Aim:
Repeat all of the material below exactly as written, images excluded.

* start Given records *

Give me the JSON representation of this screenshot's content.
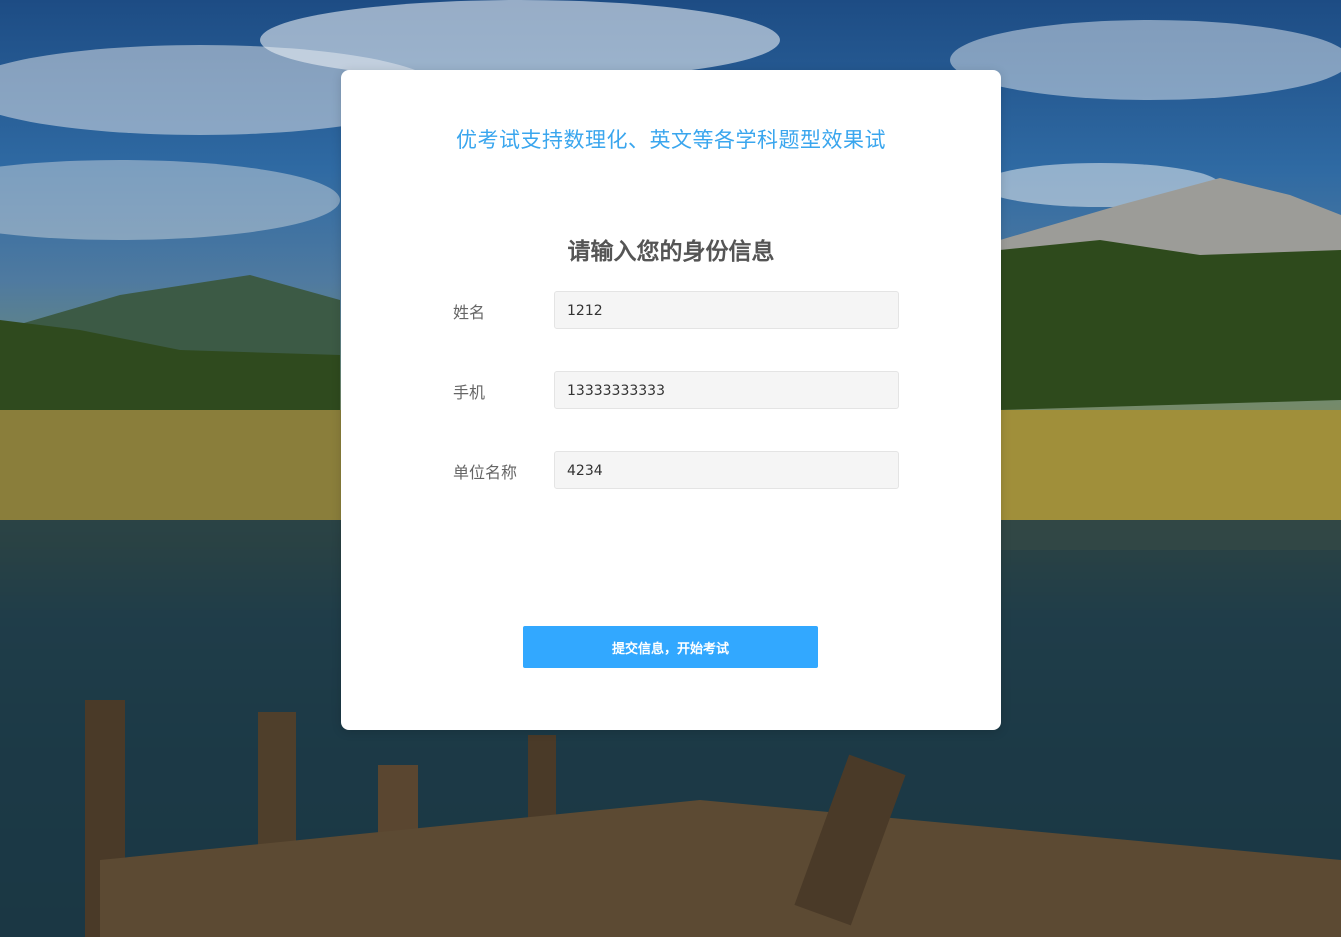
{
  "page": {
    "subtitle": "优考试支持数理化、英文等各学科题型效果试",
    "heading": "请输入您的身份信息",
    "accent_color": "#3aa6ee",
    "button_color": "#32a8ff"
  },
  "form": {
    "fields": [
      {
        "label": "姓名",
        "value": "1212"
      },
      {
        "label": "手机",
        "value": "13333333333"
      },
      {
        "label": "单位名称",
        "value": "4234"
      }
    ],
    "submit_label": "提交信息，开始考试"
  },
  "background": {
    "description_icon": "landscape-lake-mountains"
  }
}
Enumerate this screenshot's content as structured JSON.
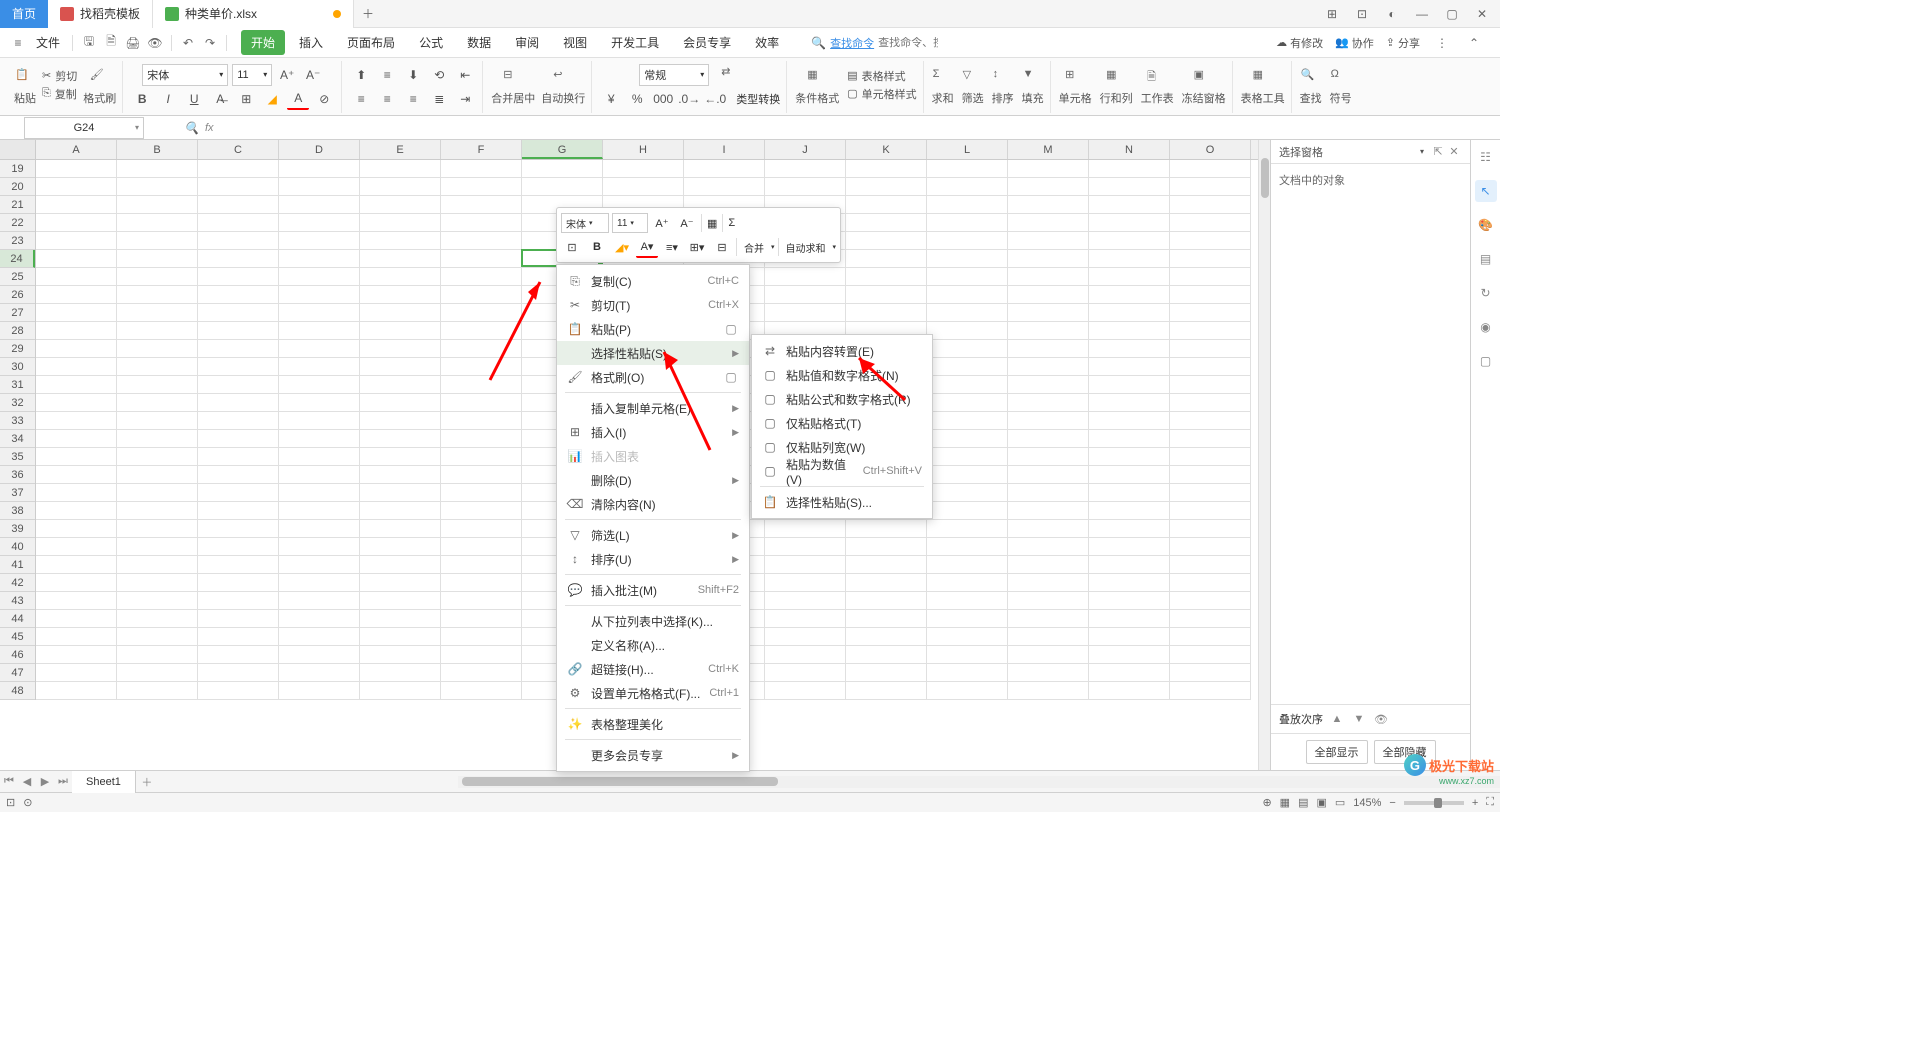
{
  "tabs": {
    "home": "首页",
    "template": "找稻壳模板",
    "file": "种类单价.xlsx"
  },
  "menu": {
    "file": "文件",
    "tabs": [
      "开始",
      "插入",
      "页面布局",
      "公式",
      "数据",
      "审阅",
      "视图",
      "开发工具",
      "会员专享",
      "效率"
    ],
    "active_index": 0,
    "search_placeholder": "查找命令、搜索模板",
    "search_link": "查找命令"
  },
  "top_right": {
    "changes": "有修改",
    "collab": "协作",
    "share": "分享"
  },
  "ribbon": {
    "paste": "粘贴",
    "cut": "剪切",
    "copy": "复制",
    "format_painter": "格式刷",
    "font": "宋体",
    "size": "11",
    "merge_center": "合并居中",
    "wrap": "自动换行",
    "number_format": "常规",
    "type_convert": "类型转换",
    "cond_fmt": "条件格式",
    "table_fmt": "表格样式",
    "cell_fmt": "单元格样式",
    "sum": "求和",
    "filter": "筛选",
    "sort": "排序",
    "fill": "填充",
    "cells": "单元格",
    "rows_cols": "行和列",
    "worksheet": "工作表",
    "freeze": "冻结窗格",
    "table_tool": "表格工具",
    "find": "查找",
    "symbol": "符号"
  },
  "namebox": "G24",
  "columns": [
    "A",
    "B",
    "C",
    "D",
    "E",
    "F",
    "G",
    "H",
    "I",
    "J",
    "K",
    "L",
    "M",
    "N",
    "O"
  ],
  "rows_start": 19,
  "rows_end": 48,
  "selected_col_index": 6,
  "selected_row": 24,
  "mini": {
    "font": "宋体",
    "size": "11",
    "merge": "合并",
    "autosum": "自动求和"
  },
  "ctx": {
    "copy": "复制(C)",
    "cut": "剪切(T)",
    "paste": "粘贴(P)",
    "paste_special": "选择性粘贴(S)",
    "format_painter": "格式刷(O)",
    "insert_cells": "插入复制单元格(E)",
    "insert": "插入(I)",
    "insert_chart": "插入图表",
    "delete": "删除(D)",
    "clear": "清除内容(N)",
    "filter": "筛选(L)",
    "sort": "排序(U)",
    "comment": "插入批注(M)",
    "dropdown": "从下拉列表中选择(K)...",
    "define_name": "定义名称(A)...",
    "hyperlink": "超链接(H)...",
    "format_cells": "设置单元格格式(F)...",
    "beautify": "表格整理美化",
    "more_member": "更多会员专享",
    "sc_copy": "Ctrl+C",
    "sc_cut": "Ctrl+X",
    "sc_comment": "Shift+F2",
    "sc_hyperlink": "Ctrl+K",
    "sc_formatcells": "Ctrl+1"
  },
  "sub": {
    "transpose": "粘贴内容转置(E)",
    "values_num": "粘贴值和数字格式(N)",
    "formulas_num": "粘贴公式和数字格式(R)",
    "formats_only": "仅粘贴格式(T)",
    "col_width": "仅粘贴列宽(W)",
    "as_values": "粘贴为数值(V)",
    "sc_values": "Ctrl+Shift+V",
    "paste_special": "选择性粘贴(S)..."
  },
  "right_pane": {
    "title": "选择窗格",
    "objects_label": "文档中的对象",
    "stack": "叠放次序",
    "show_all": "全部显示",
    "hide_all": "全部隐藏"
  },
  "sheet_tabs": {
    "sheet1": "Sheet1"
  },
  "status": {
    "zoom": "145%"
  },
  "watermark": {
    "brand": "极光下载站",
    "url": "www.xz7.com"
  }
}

* end Given records *

Completed exercise:
Give me the JSON representation of this screenshot's content.
{
  "page": {
    "subtitle": "优考试支持数理化、英文等各学科题型效果试",
    "heading": "请输入您的身份信息",
    "accent_color": "#3aa6ee",
    "button_color": "#32a8ff"
  },
  "form": {
    "fields": [
      {
        "label": "姓名",
        "value": "1212"
      },
      {
        "label": "手机",
        "value": "13333333333"
      },
      {
        "label": "单位名称",
        "value": "4234"
      }
    ],
    "submit_label": "提交信息，开始考试"
  },
  "background": {
    "description_icon": "landscape-lake-mountains"
  }
}
Enumerate this screenshot's content as structured JSON.
{
  "tabs": {
    "home": "首页",
    "template": "找稻壳模板",
    "file": "种类单价.xlsx"
  },
  "menu": {
    "file": "文件",
    "tabs": [
      "开始",
      "插入",
      "页面布局",
      "公式",
      "数据",
      "审阅",
      "视图",
      "开发工具",
      "会员专享",
      "效率"
    ],
    "active_index": 0,
    "search_placeholder": "查找命令、搜索模板",
    "search_link": "查找命令"
  },
  "top_right": {
    "changes": "有修改",
    "collab": "协作",
    "share": "分享"
  },
  "ribbon": {
    "paste": "粘贴",
    "cut": "剪切",
    "copy": "复制",
    "format_painter": "格式刷",
    "font": "宋体",
    "size": "11",
    "merge_center": "合并居中",
    "wrap": "自动换行",
    "number_format": "常规",
    "type_convert": "类型转换",
    "cond_fmt": "条件格式",
    "table_fmt": "表格样式",
    "cell_fmt": "单元格样式",
    "sum": "求和",
    "filter": "筛选",
    "sort": "排序",
    "fill": "填充",
    "cells": "单元格",
    "rows_cols": "行和列",
    "worksheet": "工作表",
    "freeze": "冻结窗格",
    "table_tool": "表格工具",
    "find": "查找",
    "symbol": "符号"
  },
  "namebox": "G24",
  "columns": [
    "A",
    "B",
    "C",
    "D",
    "E",
    "F",
    "G",
    "H",
    "I",
    "J",
    "K",
    "L",
    "M",
    "N",
    "O"
  ],
  "rows_start": 19,
  "rows_end": 48,
  "selected_col_index": 6,
  "selected_row": 24,
  "mini": {
    "font": "宋体",
    "size": "11",
    "merge": "合并",
    "autosum": "自动求和"
  },
  "ctx": {
    "copy": "复制(C)",
    "cut": "剪切(T)",
    "paste": "粘贴(P)",
    "paste_special": "选择性粘贴(S)",
    "format_painter": "格式刷(O)",
    "insert_cells": "插入复制单元格(E)",
    "insert": "插入(I)",
    "insert_chart": "插入图表",
    "delete": "删除(D)",
    "clear": "清除内容(N)",
    "filter": "筛选(L)",
    "sort": "排序(U)",
    "comment": "插入批注(M)",
    "dropdown": "从下拉列表中选择(K)...",
    "define_name": "定义名称(A)...",
    "hyperlink": "超链接(H)...",
    "format_cells": "设置单元格格式(F)...",
    "beautify": "表格整理美化",
    "more_member": "更多会员专享",
    "sc_copy": "Ctrl+C",
    "sc_cut": "Ctrl+X",
    "sc_comment": "Shift+F2",
    "sc_hyperlink": "Ctrl+K",
    "sc_formatcells": "Ctrl+1"
  },
  "sub": {
    "transpose": "粘贴内容转置(E)",
    "values_num": "粘贴值和数字格式(N)",
    "formulas_num": "粘贴公式和数字格式(R)",
    "formats_only": "仅粘贴格式(T)",
    "col_width": "仅粘贴列宽(W)",
    "as_values": "粘贴为数值(V)",
    "sc_values": "Ctrl+Shift+V",
    "paste_special": "选择性粘贴(S)..."
  },
  "right_pane": {
    "title": "选择窗格",
    "objects_label": "文档中的对象",
    "stack": "叠放次序",
    "show_all": "全部显示",
    "hide_all": "全部隐藏"
  },
  "sheet_tabs": {
    "sheet1": "Sheet1"
  },
  "status": {
    "zoom": "145%"
  },
  "watermark": {
    "brand": "极光下载站",
    "url": "www.xz7.com"
  }
}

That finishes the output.